---------- Provided data

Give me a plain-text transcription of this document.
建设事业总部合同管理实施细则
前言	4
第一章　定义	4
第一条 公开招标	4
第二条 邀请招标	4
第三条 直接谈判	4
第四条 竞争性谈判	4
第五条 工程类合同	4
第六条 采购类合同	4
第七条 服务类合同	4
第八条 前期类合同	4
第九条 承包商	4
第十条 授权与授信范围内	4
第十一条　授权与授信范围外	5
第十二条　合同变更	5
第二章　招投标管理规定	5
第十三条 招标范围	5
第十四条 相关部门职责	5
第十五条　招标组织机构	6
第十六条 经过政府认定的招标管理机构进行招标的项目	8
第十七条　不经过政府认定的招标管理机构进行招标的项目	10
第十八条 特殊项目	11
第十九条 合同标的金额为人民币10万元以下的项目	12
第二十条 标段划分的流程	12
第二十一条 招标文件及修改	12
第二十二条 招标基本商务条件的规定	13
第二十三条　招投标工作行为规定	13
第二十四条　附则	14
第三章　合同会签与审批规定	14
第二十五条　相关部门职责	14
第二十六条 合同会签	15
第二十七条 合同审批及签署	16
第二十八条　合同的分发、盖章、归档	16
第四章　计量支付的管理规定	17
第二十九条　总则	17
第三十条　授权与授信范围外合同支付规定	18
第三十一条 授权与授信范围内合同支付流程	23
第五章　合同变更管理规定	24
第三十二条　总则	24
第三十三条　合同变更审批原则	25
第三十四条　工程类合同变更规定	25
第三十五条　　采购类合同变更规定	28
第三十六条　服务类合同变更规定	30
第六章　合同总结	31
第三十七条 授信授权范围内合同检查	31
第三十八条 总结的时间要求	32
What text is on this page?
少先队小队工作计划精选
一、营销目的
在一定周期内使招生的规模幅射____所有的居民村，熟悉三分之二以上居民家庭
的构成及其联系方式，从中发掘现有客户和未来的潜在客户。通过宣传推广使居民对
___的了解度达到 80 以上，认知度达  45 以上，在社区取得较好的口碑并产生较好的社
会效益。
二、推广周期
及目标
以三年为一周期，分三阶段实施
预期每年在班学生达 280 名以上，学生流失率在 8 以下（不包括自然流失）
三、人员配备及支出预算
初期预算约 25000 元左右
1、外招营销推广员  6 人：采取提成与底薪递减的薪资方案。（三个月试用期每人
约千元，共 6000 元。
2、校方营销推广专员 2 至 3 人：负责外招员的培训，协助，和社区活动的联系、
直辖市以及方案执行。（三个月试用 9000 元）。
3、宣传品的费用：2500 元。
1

--------------------

(Directions for this task): Every entry must be output again, exactly as written above.

(Exercise response):
Give me a plain-text transcription of this document.
建设事业总部合同管理实施细则
前言	4
第一章　定义	4
第一条 公开招标	4
第二条 邀请招标	4
第三条 直接谈判	4
第四条 竞争性谈判	4
第五条 工程类合同	4
第六条 采购类合同	4
第七条 服务类合同	4
第八条 前期类合同	4
第九条 承包商	4
第十条 授权与授信范围内	4
第十一条　授权与授信范围外	5
第十二条　合同变更	5
第二章　招投标管理规定	5
第十三条 招标范围	5
第十四条 相关部门职责	5
第十五条　招标组织机构	6
第十六条 经过政府认定的招标管理机构进行招标的项目	8
第十七条　不经过政府认定的招标管理机构进行招标的项目	10
第十八条 特殊项目	11
第十九条 合同标的金额为人民币10万元以下的项目	12
第二十条 标段划分的流程	12
第二十一条 招标文件及修改	12
第二十二条 招标基本商务条件的规定	13
第二十三条　招投标工作行为规定	13
第二十四条　附则	14
第三章　合同会签与审批规定	14
第二十五条　相关部门职责	14
第二十六条 合同会签	15
第二十七条 合同审批及签署	16
第二十八条　合同的分发、盖章、归档	16
第四章　计量支付的管理规定	17
第二十九条　总则	17
第三十条　授权与授信范围外合同支付规定	18
第三十一条 授权与授信范围内合同支付流程	23
第五章　合同变更管理规定	24
第三十二条　总则	24
第三十三条　合同变更审批原则	25
第三十四条　工程类合同变更规定	25
第三十五条　　采购类合同变更规定	28
第三十六条　服务类合同变更规定	30
第六章　合同总结	31
第三十七条 授信授权范围内合同检查	31
第三十八条 总结的时间要求	32
What text is on this page?
少先队小队工作计划精选
一、营销目的
在一定周期内使招生的规模幅射____所有的居民村，熟悉三分之二以上居民家庭
的构成及其联系方式，从中发掘现有客户和未来的潜在客户。通过宣传推广使居民对
___的了解度达到 80 以上，认知度达  45 以上，在社区取得较好的口碑并产生较好的社
会效益。
二、推广周期
及目标
以三年为一周期，分三阶段实施
预期每年在班学生达 280 名以上，学生流失率在 8 以下（不包括自然流失）
三、人员配备及支出预算
初期预算约 25000 元左右
1、外招营销推广员  6 人：采取提成与底薪递减的薪资方案。（三个月试用期每人
约千元，共 6000 元。
2、校方营销推广专员 2 至 3 人：负责外招员的培训，协助，和社区活动的联系、
直辖市以及方案执行。（三个月试用 9000 元）。
3、宣传品的费用：2500 元。
1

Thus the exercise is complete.